Source data
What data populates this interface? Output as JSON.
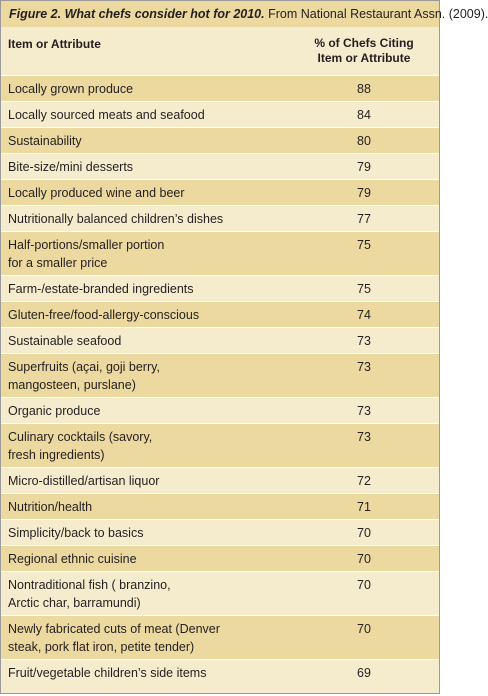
{
  "caption": {
    "lead": "Figure 2. What chefs consider hot for 2010.",
    "source": "From National Restaurant Assn. (2009)."
  },
  "header": {
    "item": "Item or Attribute",
    "pct_line1": "% of Chefs Citing",
    "pct_line2": "Item or Attribute"
  },
  "rows": [
    {
      "line1": "Locally grown produce",
      "line2": "",
      "value": "88"
    },
    {
      "line1": "Locally sourced meats and seafood",
      "line2": "",
      "value": "84"
    },
    {
      "line1": "Sustainability",
      "line2": "",
      "value": "80"
    },
    {
      "line1": "Bite-size/mini desserts",
      "line2": "",
      "value": "79"
    },
    {
      "line1": "Locally produced wine and beer",
      "line2": "",
      "value": "79"
    },
    {
      "line1": "Nutritionally balanced children’s dishes",
      "line2": "",
      "value": "77"
    },
    {
      "line1": "Half-portions/smaller portion",
      "line2": "for a smaller price",
      "value": "75"
    },
    {
      "line1": "Farm-/estate-branded ingredients",
      "line2": "",
      "value": "75"
    },
    {
      "line1": "Gluten-free/food-allergy-conscious",
      "line2": "",
      "value": "74"
    },
    {
      "line1": "Sustainable seafood",
      "line2": "",
      "value": "73"
    },
    {
      "line1": "Superfruits (açai, goji berry,",
      "line2": "mangosteen, purslane)",
      "value": "73"
    },
    {
      "line1": "Organic produce",
      "line2": "",
      "value": "73"
    },
    {
      "line1": "Culinary cocktails (savory,",
      "line2": "fresh ingredients)",
      "value": "73"
    },
    {
      "line1": "Micro-distilled/artisan liquor",
      "line2": "",
      "value": "72"
    },
    {
      "line1": "Nutrition/health",
      "line2": "",
      "value": "71"
    },
    {
      "line1": "Simplicity/back to basics",
      "line2": "",
      "value": "70"
    },
    {
      "line1": "Regional ethnic cuisine",
      "line2": "",
      "value": "70"
    },
    {
      "line1": "Nontraditional fish ( branzino,",
      "line2": "Arctic char, barramundi)",
      "value": "70"
    },
    {
      "line1": "Newly fabricated cuts of meat (Denver",
      "line2": "steak, pork flat iron, petite tender)",
      "value": "70"
    },
    {
      "line1": "Fruit/vegetable children’s side items",
      "line2": "",
      "value": "69"
    }
  ]
}
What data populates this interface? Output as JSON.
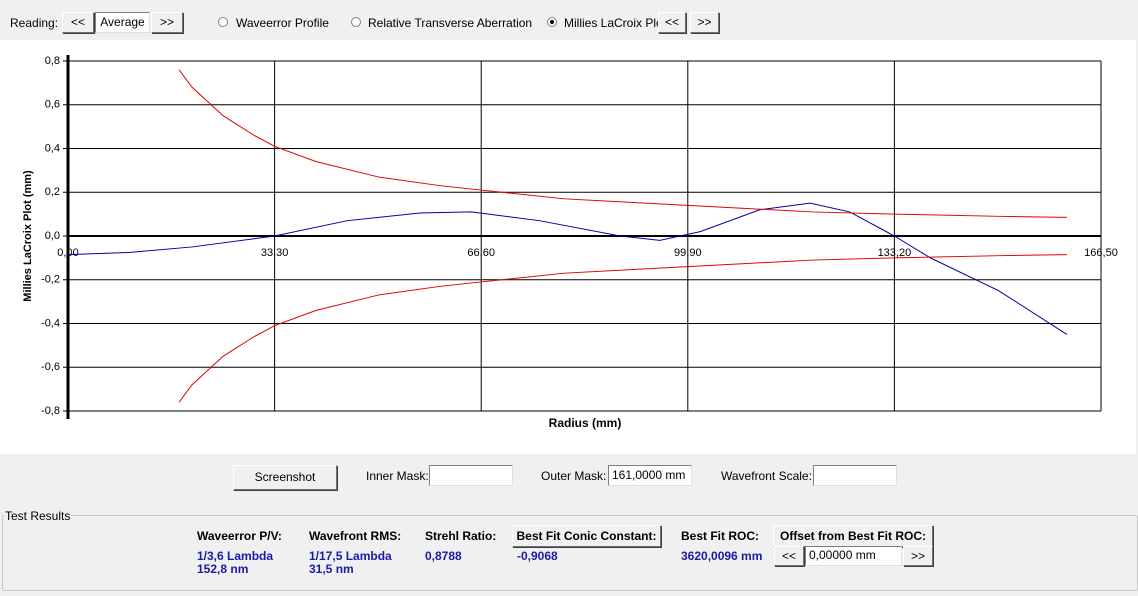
{
  "toolbar": {
    "reading_label": "Reading:",
    "prev": "<<",
    "mode": "Average",
    "next": ">>",
    "options": [
      {
        "label": "Waveerror Profile",
        "selected": false
      },
      {
        "label": "Relative Transverse Aberration",
        "selected": false
      },
      {
        "label": "Millies LaCroix Plot",
        "selected": true
      }
    ],
    "plot_prev": "<<",
    "plot_next": ">>"
  },
  "chart_data": {
    "type": "line",
    "y_label": "Millies LaCroix Plot (mm)",
    "x_label": "Radius (mm)",
    "xlim": [
      0,
      166.5
    ],
    "ylim": [
      -0.8,
      0.8
    ],
    "xticks": [
      {
        "value": 0,
        "label": "0,00"
      },
      {
        "value": 33.3,
        "label": "33,30"
      },
      {
        "value": 66.6,
        "label": "66,60"
      },
      {
        "value": 99.9,
        "label": "99,90"
      },
      {
        "value": 133.2,
        "label": "133,20"
      },
      {
        "value": 166.5,
        "label": "166,50"
      }
    ],
    "yticks": [
      {
        "value": 0.8,
        "label": "0,8"
      },
      {
        "value": 0.6,
        "label": "0,6"
      },
      {
        "value": 0.4,
        "label": "0,4"
      },
      {
        "value": 0.2,
        "label": "0,2"
      },
      {
        "value": 0,
        "label": "0,0"
      },
      {
        "value": -0.2,
        "label": "-0,2"
      },
      {
        "value": -0.4,
        "label": "-0,4"
      },
      {
        "value": -0.6,
        "label": "-0,6"
      },
      {
        "value": -0.8,
        "label": "-0,8"
      }
    ],
    "grid": true,
    "series": [
      {
        "color": "#0000a8",
        "x": [
          0,
          10,
          20,
          33.3,
          45,
          56.7,
          65,
          76,
          89,
          95.4,
          101.9,
          111.5,
          119.6,
          126,
          133.2,
          139,
          150,
          161
        ],
        "values": [
          -0.085,
          -0.075,
          -0.05,
          0,
          0.07,
          0.105,
          0.11,
          0.07,
          0,
          -0.02,
          0.02,
          0.12,
          0.15,
          0.11,
          0,
          -0.1,
          -0.25,
          -0.45
        ]
      },
      {
        "color": "#e00000",
        "x": [
          17.9,
          20,
          25,
          30,
          33.3,
          40,
          50,
          60,
          66.6,
          80,
          99.9,
          120,
          133.2,
          150,
          161
        ],
        "values": [
          0.76,
          0.68,
          0.55,
          0.46,
          0.41,
          0.34,
          0.27,
          0.23,
          0.21,
          0.17,
          0.14,
          0.11,
          0.1,
          0.09,
          0.085
        ]
      },
      {
        "color": "#e00000",
        "x": [
          17.9,
          20,
          25,
          30,
          33.3,
          40,
          50,
          60,
          66.6,
          80,
          99.9,
          120,
          133.2,
          150,
          161
        ],
        "values": [
          -0.76,
          -0.68,
          -0.55,
          -0.46,
          -0.41,
          -0.34,
          -0.27,
          -0.23,
          -0.21,
          -0.17,
          -0.14,
          -0.11,
          -0.1,
          -0.09,
          -0.085
        ]
      }
    ]
  },
  "controls": {
    "screenshot": "Screenshot",
    "inner_mask_label": "Inner Mask:",
    "outer_mask_label": "Outer Mask:",
    "outer_mask_value": "161,0000 mm",
    "wavefront_scale_label": "Wavefront Scale:"
  },
  "test_results": {
    "title": "Test Results",
    "pv_label": "Waveerror P/V:",
    "pv_lambda": "1/3,6 Lambda",
    "pv_nm": "152,8 nm",
    "rms_label": "Wavefront RMS:",
    "rms_lambda": "1/17,5 Lambda",
    "rms_nm": "31,5 nm",
    "strehl_label": "Strehl Ratio:",
    "strehl_value": "0,8788",
    "conic_label": "Best Fit Conic Constant:",
    "conic_value": "-0,9068",
    "roc_label": "Best Fit ROC:",
    "roc_value": "3620,0096 mm",
    "offset_label": "Offset from Best Fit ROC:",
    "offset_prev": "<<",
    "offset_value": "0,00000 mm",
    "offset_next": ">>"
  }
}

* **DIRECTION**
Reproduce the full listing faithfully, but do not carry over any pictures.

* **SOLUTION**
What data populates this interface? Output as JSON.
{
  "caption": {
    "lead": "Figure 2. What chefs consider hot for 2010.",
    "source": "From National Restaurant Assn. (2009)."
  },
  "header": {
    "item": "Item or Attribute",
    "pct_line1": "% of Chefs Citing",
    "pct_line2": "Item or Attribute"
  },
  "rows": [
    {
      "line1": "Locally grown produce",
      "line2": "",
      "value": "88"
    },
    {
      "line1": "Locally sourced meats and seafood",
      "line2": "",
      "value": "84"
    },
    {
      "line1": "Sustainability",
      "line2": "",
      "value": "80"
    },
    {
      "line1": "Bite-size/mini desserts",
      "line2": "",
      "value": "79"
    },
    {
      "line1": "Locally produced wine and beer",
      "line2": "",
      "value": "79"
    },
    {
      "line1": "Nutritionally balanced children’s dishes",
      "line2": "",
      "value": "77"
    },
    {
      "line1": "Half-portions/smaller portion",
      "line2": "for a smaller price",
      "value": "75"
    },
    {
      "line1": "Farm-/estate-branded ingredients",
      "line2": "",
      "value": "75"
    },
    {
      "line1": "Gluten-free/food-allergy-conscious",
      "line2": "",
      "value": "74"
    },
    {
      "line1": "Sustainable seafood",
      "line2": "",
      "value": "73"
    },
    {
      "line1": "Superfruits (açai, goji berry,",
      "line2": "mangosteen, purslane)",
      "value": "73"
    },
    {
      "line1": "Organic produce",
      "line2": "",
      "value": "73"
    },
    {
      "line1": "Culinary cocktails (savory,",
      "line2": "fresh ingredients)",
      "value": "73"
    },
    {
      "line1": "Micro-distilled/artisan liquor",
      "line2": "",
      "value": "72"
    },
    {
      "line1": "Nutrition/health",
      "line2": "",
      "value": "71"
    },
    {
      "line1": "Simplicity/back to basics",
      "line2": "",
      "value": "70"
    },
    {
      "line1": "Regional ethnic cuisine",
      "line2": "",
      "value": "70"
    },
    {
      "line1": "Nontraditional fish ( branzino,",
      "line2": "Arctic char, barramundi)",
      "value": "70"
    },
    {
      "line1": "Newly fabricated cuts of meat (Denver",
      "line2": "steak, pork flat iron, petite tender)",
      "value": "70"
    },
    {
      "line1": "Fruit/vegetable children’s side items",
      "line2": "",
      "value": "69"
    }
  ]
}
What data populates this interface? Output as JSON.
{
  "toolbar": {
    "reading_label": "Reading:",
    "prev": "<<",
    "mode": "Average",
    "next": ">>",
    "options": [
      {
        "label": "Waveerror Profile",
        "selected": false
      },
      {
        "label": "Relative Transverse Aberration",
        "selected": false
      },
      {
        "label": "Millies LaCroix Plot",
        "selected": true
      }
    ],
    "plot_prev": "<<",
    "plot_next": ">>"
  },
  "chart_data": {
    "type": "line",
    "y_label": "Millies LaCroix Plot (mm)",
    "x_label": "Radius (mm)",
    "xlim": [
      0,
      166.5
    ],
    "ylim": [
      -0.8,
      0.8
    ],
    "xticks": [
      {
        "value": 0,
        "label": "0,00"
      },
      {
        "value": 33.3,
        "label": "33,30"
      },
      {
        "value": 66.6,
        "label": "66,60"
      },
      {
        "value": 99.9,
        "label": "99,90"
      },
      {
        "value": 133.2,
        "label": "133,20"
      },
      {
        "value": 166.5,
        "label": "166,50"
      }
    ],
    "yticks": [
      {
        "value": 0.8,
        "label": "0,8"
      },
      {
        "value": 0.6,
        "label": "0,6"
      },
      {
        "value": 0.4,
        "label": "0,4"
      },
      {
        "value": 0.2,
        "label": "0,2"
      },
      {
        "value": 0,
        "label": "0,0"
      },
      {
        "value": -0.2,
        "label": "-0,2"
      },
      {
        "value": -0.4,
        "label": "-0,4"
      },
      {
        "value": -0.6,
        "label": "-0,6"
      },
      {
        "value": -0.8,
        "label": "-0,8"
      }
    ],
    "grid": true,
    "series": [
      {
        "color": "#0000a8",
        "x": [
          0,
          10,
          20,
          33.3,
          45,
          56.7,
          65,
          76,
          89,
          95.4,
          101.9,
          111.5,
          119.6,
          126,
          133.2,
          139,
          150,
          161
        ],
        "values": [
          -0.085,
          -0.075,
          -0.05,
          0,
          0.07,
          0.105,
          0.11,
          0.07,
          0,
          -0.02,
          0.02,
          0.12,
          0.15,
          0.11,
          0,
          -0.1,
          -0.25,
          -0.45
        ]
      },
      {
        "color": "#e00000",
        "x": [
          17.9,
          20,
          25,
          30,
          33.3,
          40,
          50,
          60,
          66.6,
          80,
          99.9,
          120,
          133.2,
          150,
          161
        ],
        "values": [
          0.76,
          0.68,
          0.55,
          0.46,
          0.41,
          0.34,
          0.27,
          0.23,
          0.21,
          0.17,
          0.14,
          0.11,
          0.1,
          0.09,
          0.085
        ]
      },
      {
        "color": "#e00000",
        "x": [
          17.9,
          20,
          25,
          30,
          33.3,
          40,
          50,
          60,
          66.6,
          80,
          99.9,
          120,
          133.2,
          150,
          161
        ],
        "values": [
          -0.76,
          -0.68,
          -0.55,
          -0.46,
          -0.41,
          -0.34,
          -0.27,
          -0.23,
          -0.21,
          -0.17,
          -0.14,
          -0.11,
          -0.1,
          -0.09,
          -0.085
        ]
      }
    ]
  },
  "controls": {
    "screenshot": "Screenshot",
    "inner_mask_label": "Inner Mask:",
    "outer_mask_label": "Outer Mask:",
    "outer_mask_value": "161,0000 mm",
    "wavefront_scale_label": "Wavefront Scale:"
  },
  "test_results": {
    "title": "Test Results",
    "pv_label": "Waveerror P/V:",
    "pv_lambda": "1/3,6 Lambda",
    "pv_nm": "152,8 nm",
    "rms_label": "Wavefront RMS:",
    "rms_lambda": "1/17,5 Lambda",
    "rms_nm": "31,5 nm",
    "strehl_label": "Strehl Ratio:",
    "strehl_value": "0,8788",
    "conic_label": "Best Fit Conic Constant:",
    "conic_value": "-0,9068",
    "roc_label": "Best Fit ROC:",
    "roc_value": "3620,0096 mm",
    "offset_label": "Offset from Best Fit ROC:",
    "offset_prev": "<<",
    "offset_value": "0,00000 mm",
    "offset_next": ">>"
  }
}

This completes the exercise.